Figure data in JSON
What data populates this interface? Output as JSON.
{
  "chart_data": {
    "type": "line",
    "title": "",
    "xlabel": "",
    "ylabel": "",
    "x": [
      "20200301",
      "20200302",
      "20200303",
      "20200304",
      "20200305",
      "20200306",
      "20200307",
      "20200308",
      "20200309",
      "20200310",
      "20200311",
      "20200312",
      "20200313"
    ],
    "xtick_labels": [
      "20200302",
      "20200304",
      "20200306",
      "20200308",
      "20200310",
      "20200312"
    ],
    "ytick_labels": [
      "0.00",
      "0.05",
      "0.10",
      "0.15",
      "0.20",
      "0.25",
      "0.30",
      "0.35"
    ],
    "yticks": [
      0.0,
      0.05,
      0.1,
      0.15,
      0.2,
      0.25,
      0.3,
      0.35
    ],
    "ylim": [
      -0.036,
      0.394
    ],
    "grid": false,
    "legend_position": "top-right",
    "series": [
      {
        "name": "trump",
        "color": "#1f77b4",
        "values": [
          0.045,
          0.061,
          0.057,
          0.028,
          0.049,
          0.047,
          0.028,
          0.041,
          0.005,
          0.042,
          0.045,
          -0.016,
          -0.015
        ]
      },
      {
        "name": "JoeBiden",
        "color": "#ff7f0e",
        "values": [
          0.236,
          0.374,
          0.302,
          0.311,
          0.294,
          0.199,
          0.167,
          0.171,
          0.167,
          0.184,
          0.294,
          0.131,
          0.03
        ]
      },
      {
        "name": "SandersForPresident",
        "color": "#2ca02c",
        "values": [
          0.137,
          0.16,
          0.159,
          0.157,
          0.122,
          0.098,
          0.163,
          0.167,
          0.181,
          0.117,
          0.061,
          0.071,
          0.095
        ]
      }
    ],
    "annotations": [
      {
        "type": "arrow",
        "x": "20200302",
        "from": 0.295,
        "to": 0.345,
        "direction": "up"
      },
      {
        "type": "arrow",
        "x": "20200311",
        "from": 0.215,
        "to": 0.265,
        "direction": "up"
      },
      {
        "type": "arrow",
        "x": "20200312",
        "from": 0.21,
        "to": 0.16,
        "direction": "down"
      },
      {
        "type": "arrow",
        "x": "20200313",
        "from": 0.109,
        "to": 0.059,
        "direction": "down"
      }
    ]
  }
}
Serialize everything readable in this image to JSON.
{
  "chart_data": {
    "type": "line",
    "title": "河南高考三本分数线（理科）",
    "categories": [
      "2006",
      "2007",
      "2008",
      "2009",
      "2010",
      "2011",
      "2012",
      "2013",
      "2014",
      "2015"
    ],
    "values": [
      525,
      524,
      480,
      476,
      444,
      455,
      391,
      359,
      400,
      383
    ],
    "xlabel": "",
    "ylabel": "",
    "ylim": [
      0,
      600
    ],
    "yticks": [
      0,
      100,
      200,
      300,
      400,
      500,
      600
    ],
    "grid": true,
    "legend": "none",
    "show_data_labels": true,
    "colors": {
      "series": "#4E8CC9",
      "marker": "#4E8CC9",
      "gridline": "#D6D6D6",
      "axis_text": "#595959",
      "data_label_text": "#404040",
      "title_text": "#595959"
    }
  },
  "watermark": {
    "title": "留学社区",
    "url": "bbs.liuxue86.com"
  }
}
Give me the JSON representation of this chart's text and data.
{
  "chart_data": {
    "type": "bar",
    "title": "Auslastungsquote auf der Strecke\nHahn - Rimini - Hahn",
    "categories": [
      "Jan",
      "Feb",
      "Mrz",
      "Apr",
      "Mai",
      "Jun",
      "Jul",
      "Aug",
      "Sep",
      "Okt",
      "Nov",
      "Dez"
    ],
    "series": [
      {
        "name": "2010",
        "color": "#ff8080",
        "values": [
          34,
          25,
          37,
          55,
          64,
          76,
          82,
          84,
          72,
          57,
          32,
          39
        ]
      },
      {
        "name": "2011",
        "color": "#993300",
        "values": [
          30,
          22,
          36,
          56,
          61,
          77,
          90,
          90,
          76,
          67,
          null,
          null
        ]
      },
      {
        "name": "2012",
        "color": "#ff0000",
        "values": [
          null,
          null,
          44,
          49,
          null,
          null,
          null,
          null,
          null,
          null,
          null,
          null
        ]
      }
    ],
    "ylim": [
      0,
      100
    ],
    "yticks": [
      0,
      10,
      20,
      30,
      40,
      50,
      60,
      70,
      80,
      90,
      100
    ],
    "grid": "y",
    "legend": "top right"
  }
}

TASK OBJECTIVE => What needs duplicating is the run of lines from the one containing "Give me the" through the last line of the entries above, exact and complete.

SOLUTION TO THE EXERCISE =>
Give me the JSON representation of this chart's text and data.
{
  "chart_data": {
    "type": "bar",
    "title": "Auslastungsquote auf der Strecke\nHahn - Rimini - Hahn",
    "categories": [
      "Jan",
      "Feb",
      "Mrz",
      "Apr",
      "Mai",
      "Jun",
      "Jul",
      "Aug",
      "Sep",
      "Okt",
      "Nov",
      "Dez"
    ],
    "series": [
      {
        "name": "2010",
        "color": "#ff8080",
        "values": [
          34,
          25,
          37,
          55,
          64,
          76,
          82,
          84,
          72,
          57,
          32,
          39
        ]
      },
      {
        "name": "2011",
        "color": "#993300",
        "values": [
          30,
          22,
          36,
          56,
          61,
          77,
          90,
          90,
          76,
          67,
          null,
          null
        ]
      },
      {
        "name": "2012",
        "color": "#ff0000",
        "values": [
          null,
          null,
          44,
          49,
          null,
          null,
          null,
          null,
          null,
          null,
          null,
          null
        ]
      }
    ],
    "ylim": [
      0,
      100
    ],
    "yticks": [
      0,
      10,
      20,
      30,
      40,
      50,
      60,
      70,
      80,
      90,
      100
    ],
    "grid": "y",
    "legend": "top right"
  }
}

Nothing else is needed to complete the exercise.